**Dataset extract**
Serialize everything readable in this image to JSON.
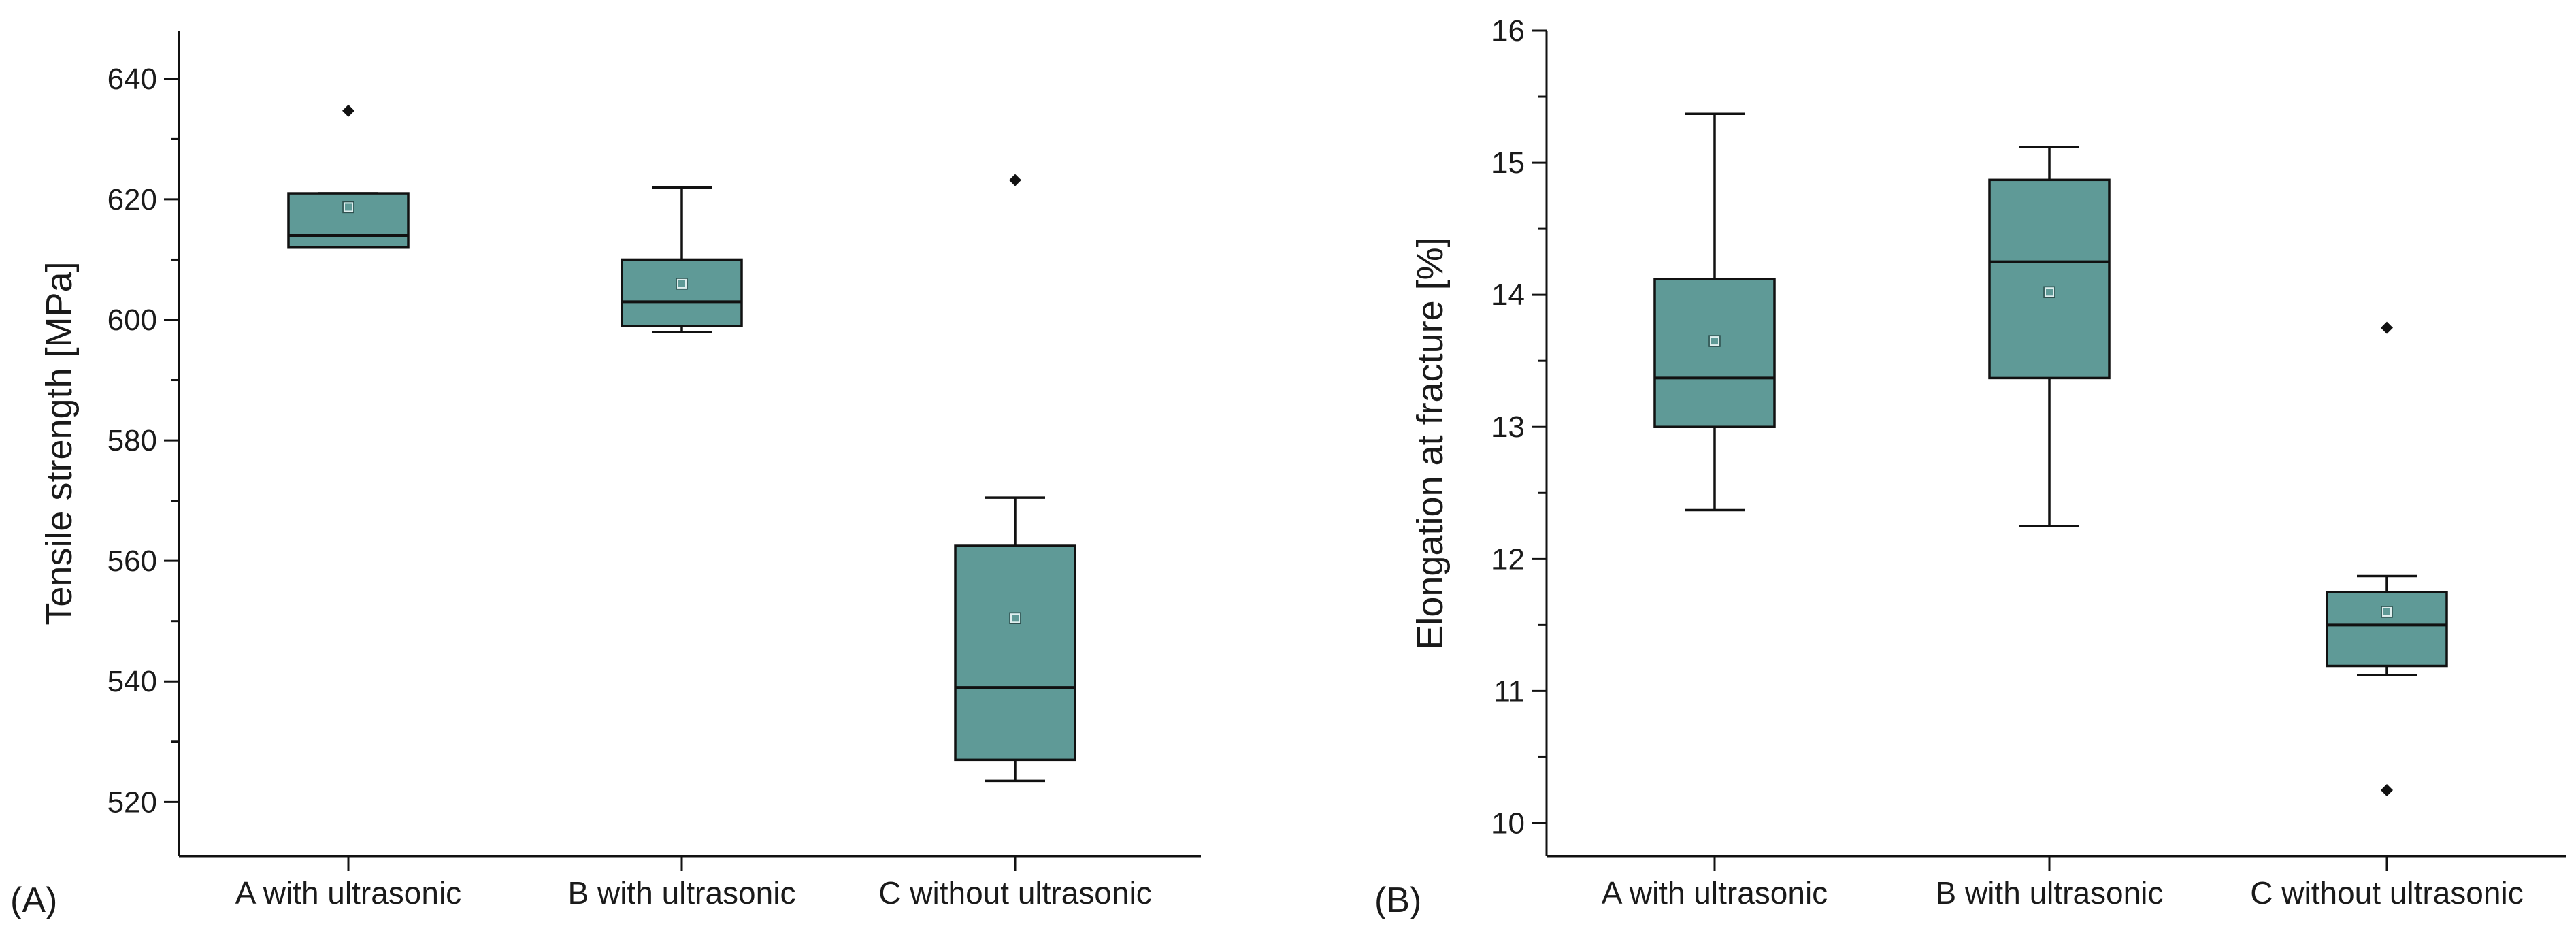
{
  "colors": {
    "box_fill": "#5f9a97",
    "box_stroke": "#111111",
    "axis": "#111111",
    "background": "#ffffff"
  },
  "chart_data": [
    {
      "type": "box",
      "panel_label": "(A)",
      "title": "",
      "xlabel": "",
      "ylabel": "Tensile strength [MPa]",
      "ylim": [
        511,
        648
      ],
      "yticks": [
        520,
        540,
        560,
        580,
        600,
        620,
        640
      ],
      "ytick_labels": [
        "520",
        "540",
        "560",
        "580",
        "600",
        "620",
        "640"
      ],
      "minor_yticks": [
        510,
        530,
        550,
        570,
        590,
        610,
        630
      ],
      "categories": [
        "A with ultrasonic",
        "B with ultrasonic",
        "C without ultrasonic"
      ],
      "boxes": [
        {
          "category": "A with ultrasonic",
          "whisker_low": 612,
          "q1": 612,
          "median": 614,
          "q3": 621,
          "whisker_high": 621,
          "mean": 618.7,
          "outliers": [
            634.7
          ]
        },
        {
          "category": "B with ultrasonic",
          "whisker_low": 598,
          "q1": 599,
          "median": 603,
          "q3": 610,
          "whisker_high": 622,
          "mean": 606,
          "outliers": []
        },
        {
          "category": "C without ultrasonic",
          "whisker_low": 523.5,
          "q1": 527,
          "median": 539,
          "q3": 562.5,
          "whisker_high": 570.5,
          "mean": 550.5,
          "outliers": [
            623.2
          ]
        }
      ]
    },
    {
      "type": "box",
      "panel_label": "(B)",
      "title": "",
      "xlabel": "",
      "ylabel": "Elongation at fracture [%]",
      "ylim": [
        9.75,
        16
      ],
      "yticks": [
        10,
        11,
        12,
        13,
        14,
        15,
        16
      ],
      "ytick_labels": [
        "10",
        "11",
        "12",
        "13",
        "14",
        "15",
        "16"
      ],
      "minor_yticks": [
        10.5,
        11.5,
        12.5,
        13.5,
        14.5,
        15.5
      ],
      "categories": [
        "A with ultrasonic",
        "B  with ultrasonic",
        "C without ultrasonic"
      ],
      "boxes": [
        {
          "category": "A with ultrasonic",
          "whisker_low": 12.37,
          "q1": 13.0,
          "median": 13.37,
          "q3": 14.12,
          "whisker_high": 15.37,
          "mean": 13.65,
          "outliers": []
        },
        {
          "category": "B  with ultrasonic",
          "whisker_low": 12.25,
          "q1": 13.37,
          "median": 14.25,
          "q3": 14.87,
          "whisker_high": 15.12,
          "mean": 14.02,
          "outliers": []
        },
        {
          "category": "C without ultrasonic",
          "whisker_low": 11.12,
          "q1": 11.19,
          "median": 11.5,
          "q3": 11.75,
          "whisker_high": 11.87,
          "mean": 11.6,
          "outliers": [
            13.75,
            10.25
          ]
        }
      ]
    }
  ]
}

**Problem**
Pictures are excluded; output everything else in the data verbatim.

**Correct answer**
Serialize everything readable in this image to JSON.
{
  "colors": {
    "box_fill": "#5f9a97",
    "box_stroke": "#111111",
    "axis": "#111111",
    "background": "#ffffff"
  },
  "chart_data": [
    {
      "type": "box",
      "panel_label": "(A)",
      "title": "",
      "xlabel": "",
      "ylabel": "Tensile strength [MPa]",
      "ylim": [
        511,
        648
      ],
      "yticks": [
        520,
        540,
        560,
        580,
        600,
        620,
        640
      ],
      "ytick_labels": [
        "520",
        "540",
        "560",
        "580",
        "600",
        "620",
        "640"
      ],
      "minor_yticks": [
        510,
        530,
        550,
        570,
        590,
        610,
        630
      ],
      "categories": [
        "A with ultrasonic",
        "B with ultrasonic",
        "C without ultrasonic"
      ],
      "boxes": [
        {
          "category": "A with ultrasonic",
          "whisker_low": 612,
          "q1": 612,
          "median": 614,
          "q3": 621,
          "whisker_high": 621,
          "mean": 618.7,
          "outliers": [
            634.7
          ]
        },
        {
          "category": "B with ultrasonic",
          "whisker_low": 598,
          "q1": 599,
          "median": 603,
          "q3": 610,
          "whisker_high": 622,
          "mean": 606,
          "outliers": []
        },
        {
          "category": "C without ultrasonic",
          "whisker_low": 523.5,
          "q1": 527,
          "median": 539,
          "q3": 562.5,
          "whisker_high": 570.5,
          "mean": 550.5,
          "outliers": [
            623.2
          ]
        }
      ]
    },
    {
      "type": "box",
      "panel_label": "(B)",
      "title": "",
      "xlabel": "",
      "ylabel": "Elongation at fracture [%]",
      "ylim": [
        9.75,
        16
      ],
      "yticks": [
        10,
        11,
        12,
        13,
        14,
        15,
        16
      ],
      "ytick_labels": [
        "10",
        "11",
        "12",
        "13",
        "14",
        "15",
        "16"
      ],
      "minor_yticks": [
        10.5,
        11.5,
        12.5,
        13.5,
        14.5,
        15.5
      ],
      "categories": [
        "A with ultrasonic",
        "B  with ultrasonic",
        "C without ultrasonic"
      ],
      "boxes": [
        {
          "category": "A with ultrasonic",
          "whisker_low": 12.37,
          "q1": 13.0,
          "median": 13.37,
          "q3": 14.12,
          "whisker_high": 15.37,
          "mean": 13.65,
          "outliers": []
        },
        {
          "category": "B  with ultrasonic",
          "whisker_low": 12.25,
          "q1": 13.37,
          "median": 14.25,
          "q3": 14.87,
          "whisker_high": 15.12,
          "mean": 14.02,
          "outliers": []
        },
        {
          "category": "C without ultrasonic",
          "whisker_low": 11.12,
          "q1": 11.19,
          "median": 11.5,
          "q3": 11.75,
          "whisker_high": 11.87,
          "mean": 11.6,
          "outliers": [
            13.75,
            10.25
          ]
        }
      ]
    }
  ]
}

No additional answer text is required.